§ Texto de estudo
As mulheres, em geral, são vítimas de abusos sexuais e obrigadas a prestar “favores” aos agentes carcerários, ou suportar punições, caso se recusem a prestá-los, com a sutileza de que as mulheres negras são colocadas na faxina ou no serviço braçal, e as brancas em serviço de escritório, call center, etc. O ciclo de probreza, crime e encarceramento se reproduz perpetuamente, vitimando mais marcadamente a população negra, baseado em dispositivos legais que dão às empresas o direito de não contratarem ex-condenados, bem como impedem a estes de exercer fora da prisão os serviços que aprenderam quando presos, como o de bombeiros. O cúmulo do absurdo e da crueldade é que os mesmos presos que atuaram combatendo incêndios florestais, tripulando ambulâncias em resgates, prestando socorro em desastres de modo geral, correndo risco de morte, enfim; ao sair da prisão, estão proibidos de exercer essas mesmas funções!!

§ Conjunto de registros
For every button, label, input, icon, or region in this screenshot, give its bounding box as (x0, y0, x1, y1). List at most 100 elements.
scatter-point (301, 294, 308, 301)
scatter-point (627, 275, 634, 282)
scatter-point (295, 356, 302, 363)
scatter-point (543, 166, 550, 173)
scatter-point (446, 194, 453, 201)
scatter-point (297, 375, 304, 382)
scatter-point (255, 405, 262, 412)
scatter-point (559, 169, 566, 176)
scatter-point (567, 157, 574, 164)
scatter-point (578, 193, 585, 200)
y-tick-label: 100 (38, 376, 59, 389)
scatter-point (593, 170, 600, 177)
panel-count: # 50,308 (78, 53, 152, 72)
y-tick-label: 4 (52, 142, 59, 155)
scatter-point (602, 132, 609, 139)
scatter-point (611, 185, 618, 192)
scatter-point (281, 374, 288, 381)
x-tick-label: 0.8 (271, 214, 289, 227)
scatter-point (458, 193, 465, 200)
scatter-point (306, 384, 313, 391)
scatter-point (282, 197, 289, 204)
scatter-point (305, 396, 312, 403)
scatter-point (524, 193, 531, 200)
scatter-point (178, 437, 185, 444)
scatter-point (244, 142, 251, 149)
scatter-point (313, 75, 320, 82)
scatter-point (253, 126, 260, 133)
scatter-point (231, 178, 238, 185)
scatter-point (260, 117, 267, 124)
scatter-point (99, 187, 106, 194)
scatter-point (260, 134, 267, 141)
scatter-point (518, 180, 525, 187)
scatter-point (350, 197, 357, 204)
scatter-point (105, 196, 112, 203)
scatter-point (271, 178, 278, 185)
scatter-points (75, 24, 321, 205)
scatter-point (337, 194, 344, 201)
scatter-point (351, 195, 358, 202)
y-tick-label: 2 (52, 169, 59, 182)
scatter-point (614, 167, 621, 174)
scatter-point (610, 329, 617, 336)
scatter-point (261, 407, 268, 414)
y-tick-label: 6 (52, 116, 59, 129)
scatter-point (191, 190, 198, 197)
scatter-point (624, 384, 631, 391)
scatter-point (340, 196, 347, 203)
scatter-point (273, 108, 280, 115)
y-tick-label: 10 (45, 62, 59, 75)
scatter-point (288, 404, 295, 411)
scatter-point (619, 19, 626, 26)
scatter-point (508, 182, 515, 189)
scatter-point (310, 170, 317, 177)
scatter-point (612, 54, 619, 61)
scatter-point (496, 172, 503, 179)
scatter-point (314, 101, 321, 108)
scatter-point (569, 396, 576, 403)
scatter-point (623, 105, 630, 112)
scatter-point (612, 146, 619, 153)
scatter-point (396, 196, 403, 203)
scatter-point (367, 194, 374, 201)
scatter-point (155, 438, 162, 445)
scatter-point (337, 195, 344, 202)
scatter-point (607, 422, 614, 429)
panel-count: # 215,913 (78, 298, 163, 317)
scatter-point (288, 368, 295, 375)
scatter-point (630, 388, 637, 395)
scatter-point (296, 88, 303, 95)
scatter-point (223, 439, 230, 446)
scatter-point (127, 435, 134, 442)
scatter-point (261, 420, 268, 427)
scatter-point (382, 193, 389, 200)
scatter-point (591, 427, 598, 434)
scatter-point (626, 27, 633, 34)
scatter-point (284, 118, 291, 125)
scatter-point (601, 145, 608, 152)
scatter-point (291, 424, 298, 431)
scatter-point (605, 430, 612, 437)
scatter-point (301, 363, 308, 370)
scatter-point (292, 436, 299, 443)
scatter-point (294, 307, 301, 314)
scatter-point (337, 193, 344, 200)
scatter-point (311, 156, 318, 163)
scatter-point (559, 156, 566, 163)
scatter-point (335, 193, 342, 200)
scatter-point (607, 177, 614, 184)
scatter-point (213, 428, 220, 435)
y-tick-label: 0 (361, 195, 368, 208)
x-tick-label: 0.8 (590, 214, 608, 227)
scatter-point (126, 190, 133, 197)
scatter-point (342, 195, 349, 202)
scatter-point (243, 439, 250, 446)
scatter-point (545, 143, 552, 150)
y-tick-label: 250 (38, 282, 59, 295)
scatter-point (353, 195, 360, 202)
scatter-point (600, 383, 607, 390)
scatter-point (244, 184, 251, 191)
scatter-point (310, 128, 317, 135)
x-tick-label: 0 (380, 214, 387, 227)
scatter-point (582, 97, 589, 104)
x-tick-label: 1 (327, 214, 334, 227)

§ Aplique a leitura
a) Liste os serviços que, segundo o texto sobre o encarceramento, são atribuídos às mulheres presas, separando os das negras e os das brancas.
b) Diga se cada afirmação concorda com o texto sobre o encarceramento, citando as palavras que decidem: (i) As empresas têm respaldo legal para não contratar ex-condenados. (ii) O ciclo de pobreza, crime e encarceramento atinge todos os grupos da população na mesma medida. (iii) Fora da prisão, os ex-presos podem trabalhar nos serviços que aprenderam quando presos.
c) Segundo o texto sobre o encarceramento, por que o ciclo de pobreza, crime e encarceramento se reproduz perpetuamente?
Os registros não têm nenhum papel nesta atividade.

§ Respostas das tarefas
a)
Mulheres negras: faxina e serviço braçal.
Mulheres brancas: serviço de escritório e call center.

b)
(i) Sim: "dispositivos legais que dão às empresas o direito de não contratarem ex-condenados".
(ii) Não: "vitimando mais marcadamente a população negra".
(iii) Não: "impedem a estes de exercer fora da prisão os serviços que aprenderam quando presos, como o de bombeiros".

c) O ciclo se baseia em dispositivos legais que dão às empresas o direito de não contratar ex-condenados. Esses dispositivos também impedem que eles exerçam, fora da prisão, os serviços que aprenderam quando presos, como o de bombeiros.